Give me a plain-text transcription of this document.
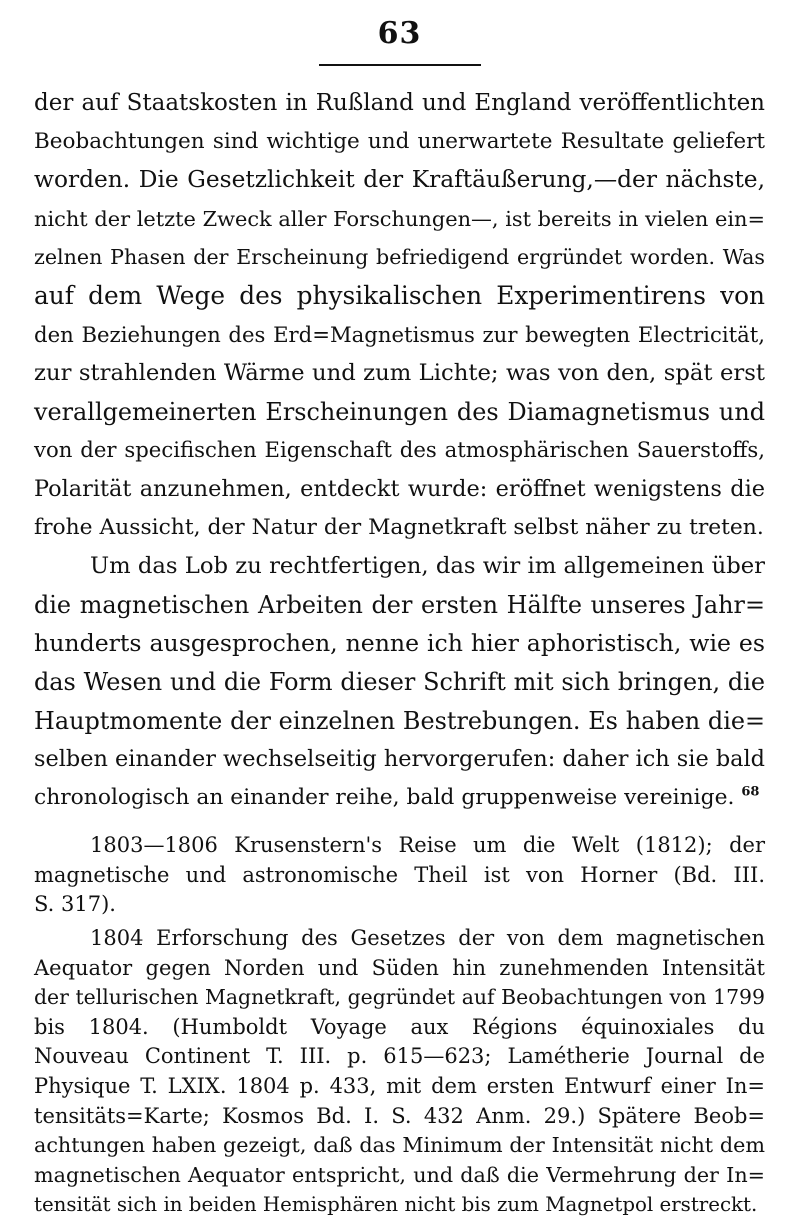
63
der auf Staatskosten in Rußland und England veröffentlichten
Beobachtungen sind wichtige und unerwartete Resultate geliefert
worden. Die Gesetzlichkeit der Kraftäußerung,—der nächste,
nicht der letzte Zweck aller Forschungen—, ist bereits in vielen ein=
zelnen Phasen der Erscheinung befriedigend ergründet worden. Was
auf dem Wege des physikalischen Experimentirens von
den Beziehungen des Erd=Magnetismus zur bewegten Electricität,
zur strahlenden Wärme und zum Lichte; was von den, spät erst
verallgemeinerten Erscheinungen des Diamagnetismus und
von der specifischen Eigenschaft des atmosphärischen Sauerstoffs,
Polarität anzunehmen, entdeckt wurde: eröffnet wenigstens die
frohe Aussicht, der Natur der Magnetkraft selbst näher zu treten.
Um das Lob zu rechtfertigen, das wir im allgemeinen über
die magnetischen Arbeiten der ersten Hälfte unseres Jahr=
hunderts ausgesprochen, nenne ich hier aphoristisch, wie es
das Wesen und die Form dieser Schrift mit sich bringen, die
Hauptmomente der einzelnen Bestrebungen. Es haben die=
selben einander wechselseitig hervorgerufen: daher ich sie bald
chronologisch an einander reihe, bald gruppenweise vereinige. $^{68}$
1803—1806 Krusenstern's Reise um die Welt (1812); der
magnetische und astronomische Theil ist von Horner (Bd. III.
S. 317).
1804 Erforschung des Gesetzes der von dem magnetischen
Aequator gegen Norden und Süden hin zunehmenden Intensität
der tellurischen Magnetkraft, gegründet auf Beobachtungen von 1799
bis 1804. (Humboldt Voyage aux Régions équinoxiales du
Nouveau Continent T. III. p. 615—623; Lamétherie Journal de
Physique T. LXIX. 1804 p. 433, mit dem ersten Entwurf einer In=
tensitäts=Karte; Kosmos Bd. I. S. 432 Anm. 29.) Spätere Beob=
achtungen haben gezeigt, daß das Minimum der Intensität nicht dem
magnetischen Aequator entspricht, und daß die Vermehrung der In=
tensität sich in beiden Hemisphären nicht bis zum Magnetpol erstreckt.
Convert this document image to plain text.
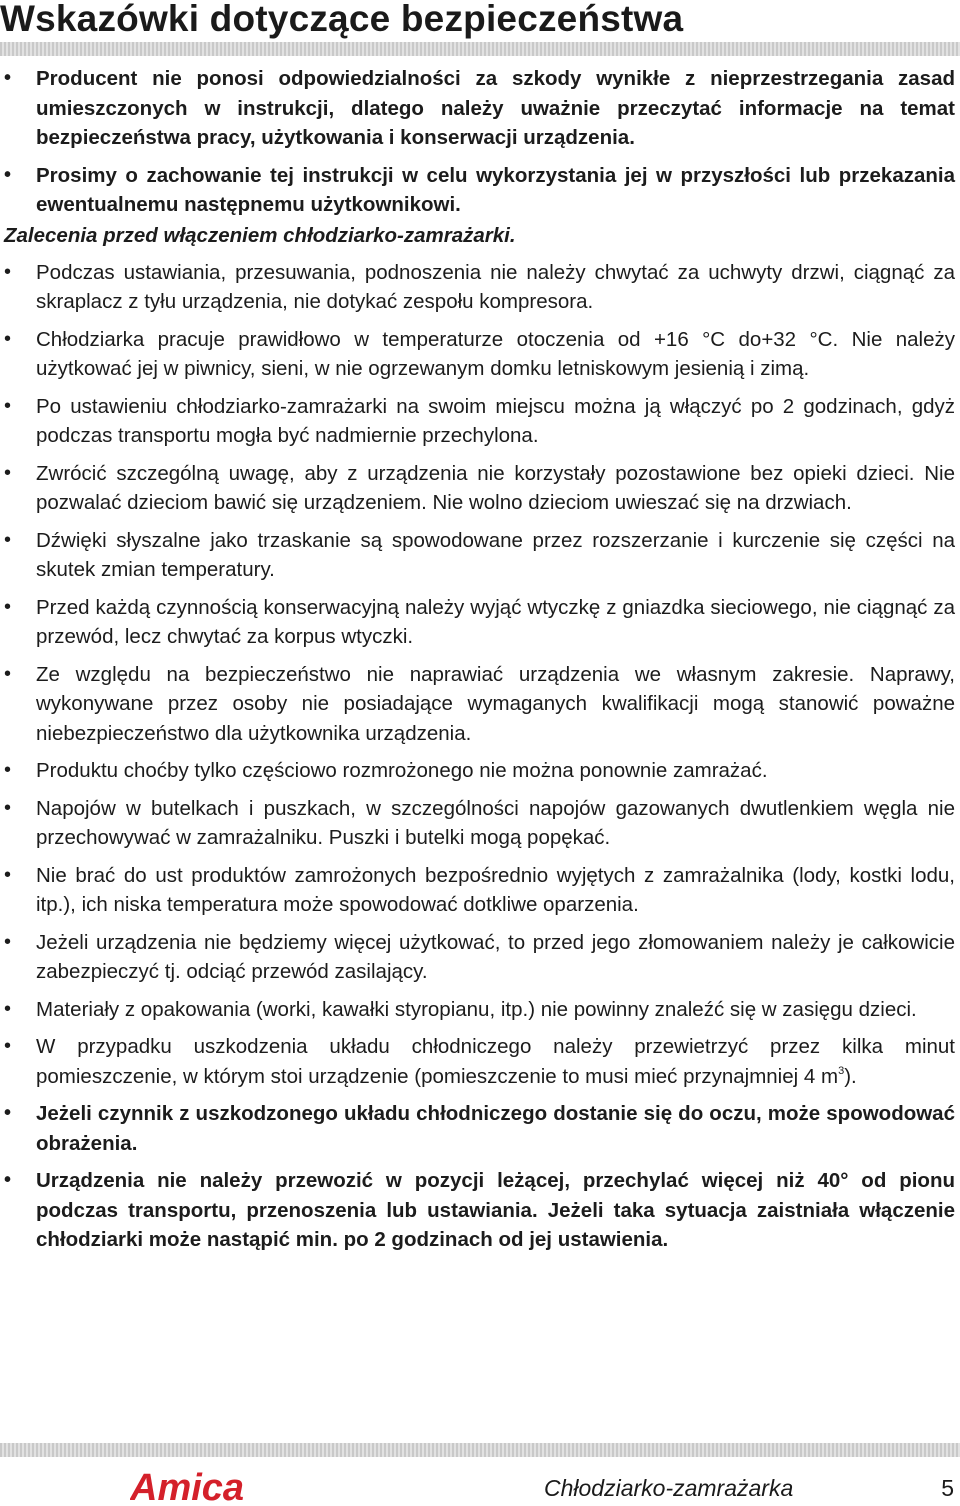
Wskazówki dotyczące bezpieczeństwa
• Producent nie ponosi odpowiedzialności za szkody wynikłe z nieprzestrzegania zasad umieszczonych w instrukcji, dlatego należy uważnie przeczytać informacje na temat bezpieczeństwa pracy, użytkowania i konserwacji urządzenia.
• Prosimy o zachowanie tej instrukcji w celu wykorzystania jej w przyszłości lub przekazania ewentualnemu następnemu użytkownikowi.
Zalecenia przed włączeniem chłodziarko-zamrażarki.
• Podczas ustawiania, przesuwania, podnoszenia nie należy chwytać za uchwyty drzwi, ciągnąć za skraplacz z tyłu urządzenia, nie dotykać zespołu kompresora.
• Chłodziarka pracuje prawidłowo w temperaturze otoczenia od +16 °C do+32 °C. Nie należy użytkować jej w piwnicy, sieni, w nie ogrzewanym domku letniskowym jesienią i zimą.
• Po ustawieniu chłodziarko-zamrażarki na swoim miejscu można ją włączyć po 2 godzinach, gdyż podczas transportu mogła być nadmiernie przechylona.
• Zwrócić szczególną uwagę, aby z urządzenia nie korzystały pozostawione bez opieki dzieci. Nie pozwalać dzieciom bawić się urządzeniem. Nie wolno dzieciom uwieszać się na drzwiach.
• Dźwięki słyszalne jako trzaskanie są spowodowane przez rozszerzanie i kurczenie się części na skutek zmian temperatury.
• Przed każdą czynnością konserwacyjną należy wyjąć wtyczkę z gniazdka sieciowego, nie ciągnąć za przewód, lecz chwytać za korpus wtyczki.
• Ze względu na bezpieczeństwo nie naprawiać urządzenia we własnym zakresie. Naprawy, wykonywane przez osoby nie posiadające wymaganych kwalifikacji mogą stanowić poważne niebezpieczeństwo dla użytkownika urządzenia.
• Produktu choćby tylko częściowo rozmrożonego nie można ponownie zamrażać.
• Napojów w butelkach i puszkach, w szczególności napojów gazowanych dwutlenkiem węgla nie przechowywać w zamrażalniku. Puszki i butelki mogą popękać.
• Nie brać do ust produktów zamrożonych bezpośrednio wyjętych z zamrażalnika (lody, kostki lodu, itp.), ich niska temperatura może spowodować dotkliwe oparzenia.
• Jeżeli urządzenia nie będziemy więcej użytkować, to przed jego złomowaniem należy je całkowicie zabezpieczyć tj. odciąć przewód zasilający.
• Materiały z opakowania (worki, kawałki styropianu, itp.) nie powinny znaleźć się w zasięgu dzieci.
• W przypadku uszkodzenia układu chłodniczego należy przewietrzyć przez kilka minut pomieszczenie, w którym stoi urządzenie (pomieszczenie to musi mieć przynajmniej 4 $m^3$).
• Jeżeli czynnik z uszkodzonego układu chłodniczego dostanie się do oczu, może spowodować obrażenia.
• Urządzenia nie należy przewozić w pozycji leżącej, przechylać więcej niż 40° od pionu podczas transportu, przenoszenia lub ustawiania. Jeżeli taka sytuacja zaistniała włączenie chłodziarki może nastąpić min. po 2 godzinach od jej ustawienia.
Amica	Chłodziarko-zamrażarka	5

→ WHAT IS EXPECTED: Copy out every line of the material above that mentions the word "this".

→ OUTPUT:
Give me a plain-text transcription of this document.
Convert this document image to plain text.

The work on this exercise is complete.